- _PROBLEM DESCRIPTION_
Without the pictures, return each record as it appears.

- _DATA LISTING_
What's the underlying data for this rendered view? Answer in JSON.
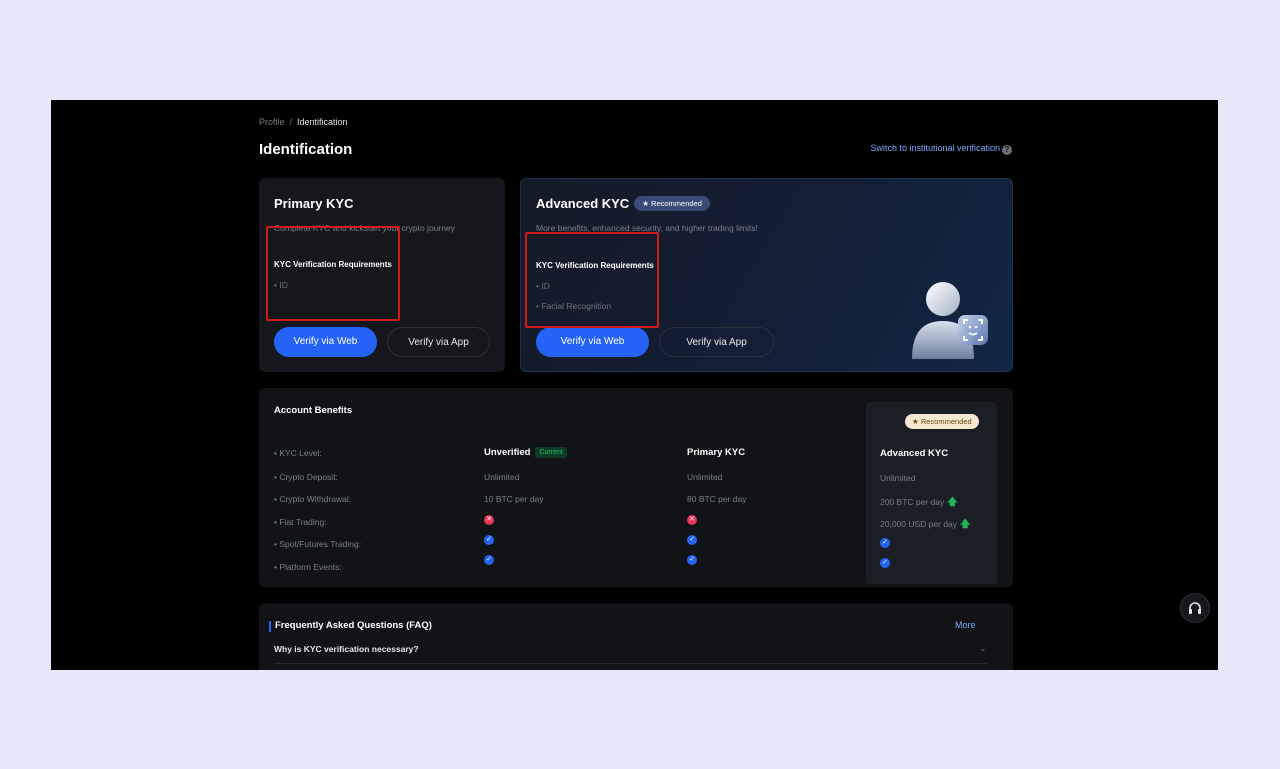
{
  "breadcrumb": {
    "parent": "Profile",
    "separator": "/",
    "current": "Identification"
  },
  "page_title": "Identification",
  "switch_link": "Switch to institutional verification",
  "primary_kyc": {
    "title": "Primary KYC",
    "description": "Complete KYC and kickstart your crypto journey",
    "requirements_title": "KYC Verification Requirements",
    "requirements": [
      "• ID"
    ],
    "verify_web": "Verify via Web",
    "verify_app": "Verify via App"
  },
  "advanced_kyc": {
    "title": "Advanced KYC",
    "badge": "Recommended",
    "description": "More benefits, enhanced security, and higher trading limits!",
    "requirements_title": "KYC Verification Requirements",
    "requirements": [
      "• ID",
      "• Facial Recognition"
    ],
    "verify_web": "Verify via Web",
    "verify_app": "Verify via App"
  },
  "benefits": {
    "title": "Account Benefits",
    "labels": [
      "• KYC Level:",
      "• Crypto Deposit:",
      "• Crypto Withdrawal:",
      "• Fiat Trading:",
      "• Spot/Futures Trading:",
      "• Platform Events:"
    ],
    "unverified": {
      "header": "Unverified",
      "current_badge": "Current",
      "deposit": "Unlimited",
      "withdrawal": "10 BTC per day",
      "fiat": "cross",
      "spot": "check",
      "events": "check"
    },
    "primary": {
      "header": "Primary KYC",
      "deposit": "Unlimited",
      "withdrawal": "80 BTC per day",
      "fiat": "cross",
      "spot": "check",
      "events": "check"
    },
    "advanced": {
      "badge": "Recommended",
      "header": "Advanced KYC",
      "deposit": "Unlimited",
      "withdrawal": "200 BTC per day",
      "fiat": "20,000 USD per day",
      "spot": "check",
      "events": "check"
    }
  },
  "faq": {
    "title": "Frequently Asked Questions (FAQ)",
    "more": "More",
    "questions": [
      "Why is KYC verification necessary?"
    ]
  },
  "icons": {
    "help": "question-circle-icon",
    "star": "star-icon",
    "check": "check-circle-icon",
    "cross": "x-circle-icon",
    "arrow_up": "arrow-up-icon",
    "chevron": "chevron-down-icon",
    "support": "headset-icon",
    "illustration": "face-id-user-icon"
  },
  "colors": {
    "accent": "#2463f5",
    "success": "#1fb35c",
    "error": "#e8355b",
    "link": "#78a9ff",
    "highlight_box": "#d11a1a"
  }
}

- _EXERCISE OUTPUT_
What's the underlying data for this rendered view? Answer in JSON.
{
  "breadcrumb": {
    "parent": "Profile",
    "separator": "/",
    "current": "Identification"
  },
  "page_title": "Identification",
  "switch_link": "Switch to institutional verification",
  "primary_kyc": {
    "title": "Primary KYC",
    "description": "Complete KYC and kickstart your crypto journey",
    "requirements_title": "KYC Verification Requirements",
    "requirements": [
      "• ID"
    ],
    "verify_web": "Verify via Web",
    "verify_app": "Verify via App"
  },
  "advanced_kyc": {
    "title": "Advanced KYC",
    "badge": "Recommended",
    "description": "More benefits, enhanced security, and higher trading limits!",
    "requirements_title": "KYC Verification Requirements",
    "requirements": [
      "• ID",
      "• Facial Recognition"
    ],
    "verify_web": "Verify via Web",
    "verify_app": "Verify via App"
  },
  "benefits": {
    "title": "Account Benefits",
    "labels": [
      "• KYC Level:",
      "• Crypto Deposit:",
      "• Crypto Withdrawal:",
      "• Fiat Trading:",
      "• Spot/Futures Trading:",
      "• Platform Events:"
    ],
    "unverified": {
      "header": "Unverified",
      "current_badge": "Current",
      "deposit": "Unlimited",
      "withdrawal": "10 BTC per day",
      "fiat": "cross",
      "spot": "check",
      "events": "check"
    },
    "primary": {
      "header": "Primary KYC",
      "deposit": "Unlimited",
      "withdrawal": "80 BTC per day",
      "fiat": "cross",
      "spot": "check",
      "events": "check"
    },
    "advanced": {
      "badge": "Recommended",
      "header": "Advanced KYC",
      "deposit": "Unlimited",
      "withdrawal": "200 BTC per day",
      "fiat": "20,000 USD per day",
      "spot": "check",
      "events": "check"
    }
  },
  "faq": {
    "title": "Frequently Asked Questions (FAQ)",
    "more": "More",
    "questions": [
      "Why is KYC verification necessary?"
    ]
  },
  "icons": {
    "help": "question-circle-icon",
    "star": "star-icon",
    "check": "check-circle-icon",
    "cross": "x-circle-icon",
    "arrow_up": "arrow-up-icon",
    "chevron": "chevron-down-icon",
    "support": "headset-icon",
    "illustration": "face-id-user-icon"
  },
  "colors": {
    "accent": "#2463f5",
    "success": "#1fb35c",
    "error": "#e8355b",
    "link": "#78a9ff",
    "highlight_box": "#d11a1a"
  }
}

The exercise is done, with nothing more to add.